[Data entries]
____________
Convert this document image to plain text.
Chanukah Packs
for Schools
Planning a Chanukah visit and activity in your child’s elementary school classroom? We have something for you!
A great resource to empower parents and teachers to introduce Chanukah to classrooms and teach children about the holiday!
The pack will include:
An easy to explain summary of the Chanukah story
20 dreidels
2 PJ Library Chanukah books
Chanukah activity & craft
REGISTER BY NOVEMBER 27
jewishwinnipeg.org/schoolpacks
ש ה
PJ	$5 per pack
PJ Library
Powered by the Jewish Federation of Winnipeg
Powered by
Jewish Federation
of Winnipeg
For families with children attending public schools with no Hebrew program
____________
Task objective: Exactly as shown, repeat every record.

Task solution:
Convert this document image to plain text.
Chanukah Packs
for Schools
Planning a Chanukah visit and activity in your child’s elementary school classroom? We have something for you!
A great resource to empower parents and teachers to introduce Chanukah to classrooms and teach children about the holiday!
The pack will include:
An easy to explain summary of the Chanukah story
20 dreidels
2 PJ Library Chanukah books
Chanukah activity & craft
REGISTER BY NOVEMBER 27
jewishwinnipeg.org/schoolpacks
ש ה
PJ	$5 per pack
PJ Library
Powered by the Jewish Federation of Winnipeg
Powered by
Jewish Federation
of Winnipeg
For families with children attending public schools with no Hebrew program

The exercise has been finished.